> [WHAT IS ASKED] Among the records that follow, count the lines with the string "color"; report only that count.

....................

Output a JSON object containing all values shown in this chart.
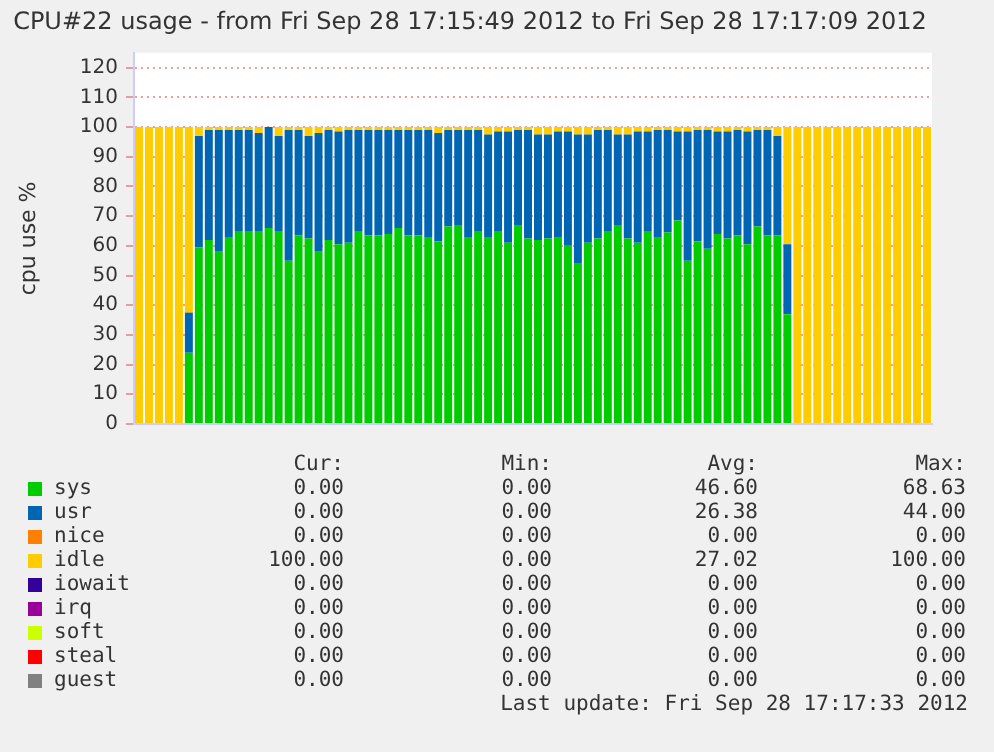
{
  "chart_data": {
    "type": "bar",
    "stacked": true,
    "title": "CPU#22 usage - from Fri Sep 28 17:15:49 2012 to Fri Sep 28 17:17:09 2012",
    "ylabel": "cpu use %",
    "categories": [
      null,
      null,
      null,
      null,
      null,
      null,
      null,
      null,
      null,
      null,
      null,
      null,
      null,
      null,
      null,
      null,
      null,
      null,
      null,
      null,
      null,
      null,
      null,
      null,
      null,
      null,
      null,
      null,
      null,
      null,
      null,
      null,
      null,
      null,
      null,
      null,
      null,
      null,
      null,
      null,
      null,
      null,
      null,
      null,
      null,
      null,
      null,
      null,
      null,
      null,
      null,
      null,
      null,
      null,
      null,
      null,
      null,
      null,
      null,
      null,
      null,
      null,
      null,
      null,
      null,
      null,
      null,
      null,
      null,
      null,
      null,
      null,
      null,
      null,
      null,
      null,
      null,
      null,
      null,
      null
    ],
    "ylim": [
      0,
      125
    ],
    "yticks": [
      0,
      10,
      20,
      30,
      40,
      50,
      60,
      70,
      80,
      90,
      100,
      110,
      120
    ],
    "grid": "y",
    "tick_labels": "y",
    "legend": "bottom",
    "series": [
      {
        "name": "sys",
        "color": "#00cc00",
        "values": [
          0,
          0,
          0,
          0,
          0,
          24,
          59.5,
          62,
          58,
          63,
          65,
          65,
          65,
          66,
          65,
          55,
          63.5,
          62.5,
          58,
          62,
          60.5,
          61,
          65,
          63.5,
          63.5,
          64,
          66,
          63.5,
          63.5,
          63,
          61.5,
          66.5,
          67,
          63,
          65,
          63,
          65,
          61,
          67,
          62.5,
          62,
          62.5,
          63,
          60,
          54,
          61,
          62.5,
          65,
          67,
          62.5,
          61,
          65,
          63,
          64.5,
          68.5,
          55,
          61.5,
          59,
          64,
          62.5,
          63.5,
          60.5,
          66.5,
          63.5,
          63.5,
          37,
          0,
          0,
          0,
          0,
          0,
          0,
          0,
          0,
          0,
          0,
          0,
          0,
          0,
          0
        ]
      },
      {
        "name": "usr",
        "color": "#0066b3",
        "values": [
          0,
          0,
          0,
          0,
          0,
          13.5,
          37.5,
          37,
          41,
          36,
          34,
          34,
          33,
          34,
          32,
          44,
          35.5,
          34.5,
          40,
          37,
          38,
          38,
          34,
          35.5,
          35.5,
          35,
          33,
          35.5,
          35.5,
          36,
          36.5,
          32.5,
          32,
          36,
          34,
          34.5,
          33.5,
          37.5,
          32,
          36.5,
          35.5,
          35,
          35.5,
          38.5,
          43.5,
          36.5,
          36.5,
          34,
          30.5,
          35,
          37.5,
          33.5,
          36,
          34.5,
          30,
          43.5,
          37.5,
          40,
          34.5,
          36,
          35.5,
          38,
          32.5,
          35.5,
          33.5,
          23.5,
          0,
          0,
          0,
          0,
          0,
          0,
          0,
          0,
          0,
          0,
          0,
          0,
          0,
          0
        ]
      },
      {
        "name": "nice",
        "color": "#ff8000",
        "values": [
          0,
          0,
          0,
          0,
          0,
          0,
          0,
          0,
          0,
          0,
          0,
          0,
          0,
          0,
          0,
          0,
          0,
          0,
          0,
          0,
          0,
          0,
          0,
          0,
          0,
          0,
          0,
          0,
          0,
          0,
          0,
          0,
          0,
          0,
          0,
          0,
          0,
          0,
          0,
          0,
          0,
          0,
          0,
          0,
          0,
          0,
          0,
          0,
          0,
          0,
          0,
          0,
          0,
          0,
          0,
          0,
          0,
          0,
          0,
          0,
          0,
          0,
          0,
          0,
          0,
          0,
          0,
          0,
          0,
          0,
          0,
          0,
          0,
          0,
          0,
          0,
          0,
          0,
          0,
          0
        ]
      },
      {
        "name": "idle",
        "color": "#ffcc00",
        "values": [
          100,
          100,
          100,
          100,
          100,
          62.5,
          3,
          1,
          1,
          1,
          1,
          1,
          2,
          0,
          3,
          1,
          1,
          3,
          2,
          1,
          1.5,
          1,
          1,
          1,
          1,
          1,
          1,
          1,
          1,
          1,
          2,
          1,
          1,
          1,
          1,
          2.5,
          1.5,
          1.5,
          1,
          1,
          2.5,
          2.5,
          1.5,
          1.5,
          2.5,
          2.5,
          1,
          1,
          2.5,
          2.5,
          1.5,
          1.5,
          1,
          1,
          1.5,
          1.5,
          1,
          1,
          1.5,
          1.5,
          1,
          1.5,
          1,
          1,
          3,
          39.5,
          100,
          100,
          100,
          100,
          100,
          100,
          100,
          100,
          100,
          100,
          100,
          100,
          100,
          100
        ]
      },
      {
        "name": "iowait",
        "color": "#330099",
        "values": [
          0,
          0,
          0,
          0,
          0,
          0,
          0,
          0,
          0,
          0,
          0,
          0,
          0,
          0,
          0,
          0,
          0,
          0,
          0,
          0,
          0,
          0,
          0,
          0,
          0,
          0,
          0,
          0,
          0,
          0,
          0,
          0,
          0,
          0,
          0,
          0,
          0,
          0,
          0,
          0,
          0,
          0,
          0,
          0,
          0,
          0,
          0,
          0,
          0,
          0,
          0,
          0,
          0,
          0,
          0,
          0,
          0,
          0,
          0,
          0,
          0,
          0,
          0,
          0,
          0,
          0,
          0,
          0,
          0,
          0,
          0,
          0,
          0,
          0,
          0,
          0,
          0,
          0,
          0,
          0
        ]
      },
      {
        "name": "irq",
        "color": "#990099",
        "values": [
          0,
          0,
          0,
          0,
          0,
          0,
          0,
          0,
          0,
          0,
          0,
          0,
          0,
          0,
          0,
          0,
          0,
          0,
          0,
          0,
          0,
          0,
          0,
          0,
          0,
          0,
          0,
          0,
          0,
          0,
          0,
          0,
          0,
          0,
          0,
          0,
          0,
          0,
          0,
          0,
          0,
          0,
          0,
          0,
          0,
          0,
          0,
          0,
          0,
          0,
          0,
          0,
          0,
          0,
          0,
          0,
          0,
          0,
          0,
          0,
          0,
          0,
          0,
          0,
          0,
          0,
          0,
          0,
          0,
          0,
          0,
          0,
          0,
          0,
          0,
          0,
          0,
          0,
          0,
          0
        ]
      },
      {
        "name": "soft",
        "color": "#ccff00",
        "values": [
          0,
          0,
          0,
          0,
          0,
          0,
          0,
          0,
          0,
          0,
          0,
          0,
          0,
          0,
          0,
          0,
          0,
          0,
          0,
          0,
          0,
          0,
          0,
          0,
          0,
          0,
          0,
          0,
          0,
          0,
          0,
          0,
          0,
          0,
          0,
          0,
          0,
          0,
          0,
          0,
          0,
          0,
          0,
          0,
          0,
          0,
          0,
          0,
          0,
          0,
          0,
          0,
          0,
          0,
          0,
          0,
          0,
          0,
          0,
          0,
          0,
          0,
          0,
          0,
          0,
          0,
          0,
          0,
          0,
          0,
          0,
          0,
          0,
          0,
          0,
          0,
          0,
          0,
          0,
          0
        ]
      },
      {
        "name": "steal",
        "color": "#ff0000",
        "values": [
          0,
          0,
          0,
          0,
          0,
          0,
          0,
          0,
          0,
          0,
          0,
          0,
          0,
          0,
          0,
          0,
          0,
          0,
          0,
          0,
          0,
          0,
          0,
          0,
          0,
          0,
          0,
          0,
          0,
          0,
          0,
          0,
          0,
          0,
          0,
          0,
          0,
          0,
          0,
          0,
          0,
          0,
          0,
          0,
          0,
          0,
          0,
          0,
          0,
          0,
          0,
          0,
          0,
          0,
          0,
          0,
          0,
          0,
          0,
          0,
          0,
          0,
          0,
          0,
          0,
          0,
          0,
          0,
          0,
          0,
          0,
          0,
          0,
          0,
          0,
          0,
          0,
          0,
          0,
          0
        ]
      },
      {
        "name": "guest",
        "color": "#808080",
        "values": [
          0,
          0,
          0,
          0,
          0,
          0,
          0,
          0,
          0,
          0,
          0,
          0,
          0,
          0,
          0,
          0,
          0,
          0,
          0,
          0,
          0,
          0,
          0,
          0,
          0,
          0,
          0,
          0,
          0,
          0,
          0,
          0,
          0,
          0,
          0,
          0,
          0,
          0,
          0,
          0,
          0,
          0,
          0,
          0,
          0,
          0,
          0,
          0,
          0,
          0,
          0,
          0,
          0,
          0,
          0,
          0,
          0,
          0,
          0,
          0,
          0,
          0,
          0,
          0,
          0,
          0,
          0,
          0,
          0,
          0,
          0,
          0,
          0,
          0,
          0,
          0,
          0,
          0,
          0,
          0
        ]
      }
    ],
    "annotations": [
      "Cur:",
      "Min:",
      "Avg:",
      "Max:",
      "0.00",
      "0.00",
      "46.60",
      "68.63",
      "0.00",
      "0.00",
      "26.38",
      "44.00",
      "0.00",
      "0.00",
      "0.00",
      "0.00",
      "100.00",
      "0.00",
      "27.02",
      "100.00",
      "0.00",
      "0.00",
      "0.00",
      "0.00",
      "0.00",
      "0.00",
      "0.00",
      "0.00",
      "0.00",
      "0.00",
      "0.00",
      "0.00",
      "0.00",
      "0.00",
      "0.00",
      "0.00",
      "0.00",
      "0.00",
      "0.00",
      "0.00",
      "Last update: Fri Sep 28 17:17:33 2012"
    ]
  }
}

....................

> [ANSWER IN FULL] 9